**Task instructions**
Every record that follows should be printed verbatim.

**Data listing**
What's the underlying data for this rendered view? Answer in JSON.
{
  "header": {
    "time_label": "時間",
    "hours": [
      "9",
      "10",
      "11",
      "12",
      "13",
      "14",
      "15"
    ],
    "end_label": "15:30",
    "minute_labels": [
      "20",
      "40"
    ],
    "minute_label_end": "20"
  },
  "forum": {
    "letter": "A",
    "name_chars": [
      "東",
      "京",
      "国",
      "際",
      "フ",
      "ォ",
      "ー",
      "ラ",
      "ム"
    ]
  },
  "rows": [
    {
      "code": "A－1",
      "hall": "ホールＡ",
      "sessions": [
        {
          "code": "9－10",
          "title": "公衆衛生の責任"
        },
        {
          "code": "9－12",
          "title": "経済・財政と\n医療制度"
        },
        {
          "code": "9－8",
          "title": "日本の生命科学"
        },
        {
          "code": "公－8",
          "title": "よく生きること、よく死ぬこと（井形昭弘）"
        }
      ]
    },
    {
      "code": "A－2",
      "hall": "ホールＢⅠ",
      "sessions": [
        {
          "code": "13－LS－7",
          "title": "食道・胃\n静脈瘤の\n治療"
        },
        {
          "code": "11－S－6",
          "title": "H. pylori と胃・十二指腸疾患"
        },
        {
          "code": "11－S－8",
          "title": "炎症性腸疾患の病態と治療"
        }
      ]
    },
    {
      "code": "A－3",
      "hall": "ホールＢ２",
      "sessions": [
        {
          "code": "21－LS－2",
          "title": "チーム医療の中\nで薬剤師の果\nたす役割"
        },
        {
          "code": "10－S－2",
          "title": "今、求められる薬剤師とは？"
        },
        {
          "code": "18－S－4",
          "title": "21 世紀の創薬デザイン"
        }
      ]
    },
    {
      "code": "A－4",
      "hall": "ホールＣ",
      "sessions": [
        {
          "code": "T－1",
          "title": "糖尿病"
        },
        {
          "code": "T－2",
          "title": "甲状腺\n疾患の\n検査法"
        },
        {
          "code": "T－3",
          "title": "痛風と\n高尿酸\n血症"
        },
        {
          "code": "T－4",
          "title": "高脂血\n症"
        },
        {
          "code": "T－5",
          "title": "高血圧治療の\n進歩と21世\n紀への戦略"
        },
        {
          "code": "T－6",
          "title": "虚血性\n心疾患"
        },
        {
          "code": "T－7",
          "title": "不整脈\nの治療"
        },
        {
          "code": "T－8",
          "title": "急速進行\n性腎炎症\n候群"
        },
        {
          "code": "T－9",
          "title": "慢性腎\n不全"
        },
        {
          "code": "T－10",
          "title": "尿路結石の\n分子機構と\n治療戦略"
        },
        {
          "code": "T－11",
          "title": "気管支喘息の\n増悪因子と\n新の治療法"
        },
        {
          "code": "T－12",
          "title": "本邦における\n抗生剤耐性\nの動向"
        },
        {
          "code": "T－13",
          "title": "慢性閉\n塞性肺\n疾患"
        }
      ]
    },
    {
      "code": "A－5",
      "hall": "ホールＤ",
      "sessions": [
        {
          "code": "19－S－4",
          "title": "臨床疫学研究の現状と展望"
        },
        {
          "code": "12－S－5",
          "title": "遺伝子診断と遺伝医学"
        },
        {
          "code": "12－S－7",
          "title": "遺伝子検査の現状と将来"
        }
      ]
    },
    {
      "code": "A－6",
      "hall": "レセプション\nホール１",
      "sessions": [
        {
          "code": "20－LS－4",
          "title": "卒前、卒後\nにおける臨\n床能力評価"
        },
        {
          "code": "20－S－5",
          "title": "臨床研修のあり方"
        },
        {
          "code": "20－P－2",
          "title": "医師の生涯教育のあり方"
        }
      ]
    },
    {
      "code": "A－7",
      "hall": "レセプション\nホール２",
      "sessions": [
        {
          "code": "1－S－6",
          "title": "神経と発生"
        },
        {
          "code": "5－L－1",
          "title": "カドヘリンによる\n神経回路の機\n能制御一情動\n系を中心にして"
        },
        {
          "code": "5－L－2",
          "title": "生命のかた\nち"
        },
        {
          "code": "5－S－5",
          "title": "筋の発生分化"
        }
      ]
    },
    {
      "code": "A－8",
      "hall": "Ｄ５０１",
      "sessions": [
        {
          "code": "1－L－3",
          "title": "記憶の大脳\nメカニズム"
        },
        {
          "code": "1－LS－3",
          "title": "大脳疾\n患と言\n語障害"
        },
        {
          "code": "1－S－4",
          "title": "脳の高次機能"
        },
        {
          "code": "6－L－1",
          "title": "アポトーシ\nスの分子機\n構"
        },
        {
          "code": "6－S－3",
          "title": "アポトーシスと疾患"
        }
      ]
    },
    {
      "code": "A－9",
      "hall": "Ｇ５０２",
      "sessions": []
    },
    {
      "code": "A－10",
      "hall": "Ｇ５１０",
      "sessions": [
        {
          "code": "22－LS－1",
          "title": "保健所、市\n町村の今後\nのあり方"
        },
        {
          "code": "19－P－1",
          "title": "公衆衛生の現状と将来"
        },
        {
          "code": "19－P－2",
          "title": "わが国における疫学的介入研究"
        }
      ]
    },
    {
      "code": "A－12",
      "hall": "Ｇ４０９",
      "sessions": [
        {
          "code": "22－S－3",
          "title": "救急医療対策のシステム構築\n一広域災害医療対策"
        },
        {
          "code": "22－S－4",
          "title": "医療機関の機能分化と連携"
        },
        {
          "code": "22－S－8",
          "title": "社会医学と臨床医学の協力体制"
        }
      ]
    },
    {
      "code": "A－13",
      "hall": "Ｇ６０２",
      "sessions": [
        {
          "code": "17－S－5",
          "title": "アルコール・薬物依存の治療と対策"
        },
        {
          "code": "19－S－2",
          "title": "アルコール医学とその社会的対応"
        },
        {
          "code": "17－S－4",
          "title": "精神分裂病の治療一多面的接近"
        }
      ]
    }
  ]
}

**Response to the exercise**
What's the underlying data for this rendered view? Answer in JSON.
{
  "header": {
    "time_label": "時間",
    "hours": [
      "9",
      "10",
      "11",
      "12",
      "13",
      "14",
      "15"
    ],
    "end_label": "15:30",
    "minute_labels": [
      "20",
      "40"
    ],
    "minute_label_end": "20"
  },
  "forum": {
    "letter": "A",
    "name_chars": [
      "東",
      "京",
      "国",
      "際",
      "フ",
      "ォ",
      "ー",
      "ラ",
      "ム"
    ]
  },
  "rows": [
    {
      "code": "A－1",
      "hall": "ホールＡ",
      "sessions": [
        {
          "code": "9－10",
          "title": "公衆衛生の責任"
        },
        {
          "code": "9－12",
          "title": "経済・財政と\n医療制度"
        },
        {
          "code": "9－8",
          "title": "日本の生命科学"
        },
        {
          "code": "公－8",
          "title": "よく生きること、よく死ぬこと（井形昭弘）"
        }
      ]
    },
    {
      "code": "A－2",
      "hall": "ホールＢⅠ",
      "sessions": [
        {
          "code": "13－LS－7",
          "title": "食道・胃\n静脈瘤の\n治療"
        },
        {
          "code": "11－S－6",
          "title": "H. pylori と胃・十二指腸疾患"
        },
        {
          "code": "11－S－8",
          "title": "炎症性腸疾患の病態と治療"
        }
      ]
    },
    {
      "code": "A－3",
      "hall": "ホールＢ２",
      "sessions": [
        {
          "code": "21－LS－2",
          "title": "チーム医療の中\nで薬剤師の果\nたす役割"
        },
        {
          "code": "10－S－2",
          "title": "今、求められる薬剤師とは？"
        },
        {
          "code": "18－S－4",
          "title": "21 世紀の創薬デザイン"
        }
      ]
    },
    {
      "code": "A－4",
      "hall": "ホールＣ",
      "sessions": [
        {
          "code": "T－1",
          "title": "糖尿病"
        },
        {
          "code": "T－2",
          "title": "甲状腺\n疾患の\n検査法"
        },
        {
          "code": "T－3",
          "title": "痛風と\n高尿酸\n血症"
        },
        {
          "code": "T－4",
          "title": "高脂血\n症"
        },
        {
          "code": "T－5",
          "title": "高血圧治療の\n進歩と21世\n紀への戦略"
        },
        {
          "code": "T－6",
          "title": "虚血性\n心疾患"
        },
        {
          "code": "T－7",
          "title": "不整脈\nの治療"
        },
        {
          "code": "T－8",
          "title": "急速進行\n性腎炎症\n候群"
        },
        {
          "code": "T－9",
          "title": "慢性腎\n不全"
        },
        {
          "code": "T－10",
          "title": "尿路結石の\n分子機構と\n治療戦略"
        },
        {
          "code": "T－11",
          "title": "気管支喘息の\n増悪因子と\n新の治療法"
        },
        {
          "code": "T－12",
          "title": "本邦における\n抗生剤耐性\nの動向"
        },
        {
          "code": "T－13",
          "title": "慢性閉\n塞性肺\n疾患"
        }
      ]
    },
    {
      "code": "A－5",
      "hall": "ホールＤ",
      "sessions": [
        {
          "code": "19－S－4",
          "title": "臨床疫学研究の現状と展望"
        },
        {
          "code": "12－S－5",
          "title": "遺伝子診断と遺伝医学"
        },
        {
          "code": "12－S－7",
          "title": "遺伝子検査の現状と将来"
        }
      ]
    },
    {
      "code": "A－6",
      "hall": "レセプション\nホール１",
      "sessions": [
        {
          "code": "20－LS－4",
          "title": "卒前、卒後\nにおける臨\n床能力評価"
        },
        {
          "code": "20－S－5",
          "title": "臨床研修のあり方"
        },
        {
          "code": "20－P－2",
          "title": "医師の生涯教育のあり方"
        }
      ]
    },
    {
      "code": "A－7",
      "hall": "レセプション\nホール２",
      "sessions": [
        {
          "code": "1－S－6",
          "title": "神経と発生"
        },
        {
          "code": "5－L－1",
          "title": "カドヘリンによる\n神経回路の機\n能制御一情動\n系を中心にして"
        },
        {
          "code": "5－L－2",
          "title": "生命のかた\nち"
        },
        {
          "code": "5－S－5",
          "title": "筋の発生分化"
        }
      ]
    },
    {
      "code": "A－8",
      "hall": "Ｄ５０１",
      "sessions": [
        {
          "code": "1－L－3",
          "title": "記憶の大脳\nメカニズム"
        },
        {
          "code": "1－LS－3",
          "title": "大脳疾\n患と言\n語障害"
        },
        {
          "code": "1－S－4",
          "title": "脳の高次機能"
        },
        {
          "code": "6－L－1",
          "title": "アポトーシ\nスの分子機\n構"
        },
        {
          "code": "6－S－3",
          "title": "アポトーシスと疾患"
        }
      ]
    },
    {
      "code": "A－9",
      "hall": "Ｇ５０２",
      "sessions": []
    },
    {
      "code": "A－10",
      "hall": "Ｇ５１０",
      "sessions": [
        {
          "code": "22－LS－1",
          "title": "保健所、市\n町村の今後\nのあり方"
        },
        {
          "code": "19－P－1",
          "title": "公衆衛生の現状と将来"
        },
        {
          "code": "19－P－2",
          "title": "わが国における疫学的介入研究"
        }
      ]
    },
    {
      "code": "A－12",
      "hall": "Ｇ４０９",
      "sessions": [
        {
          "code": "22－S－3",
          "title": "救急医療対策のシステム構築\n一広域災害医療対策"
        },
        {
          "code": "22－S－4",
          "title": "医療機関の機能分化と連携"
        },
        {
          "code": "22－S－8",
          "title": "社会医学と臨床医学の協力体制"
        }
      ]
    },
    {
      "code": "A－13",
      "hall": "Ｇ６０２",
      "sessions": [
        {
          "code": "17－S－5",
          "title": "アルコール・薬物依存の治療と対策"
        },
        {
          "code": "19－S－2",
          "title": "アルコール医学とその社会的対応"
        },
        {
          "code": "17－S－4",
          "title": "精神分裂病の治療一多面的接近"
        }
      ]
    }
  ]
}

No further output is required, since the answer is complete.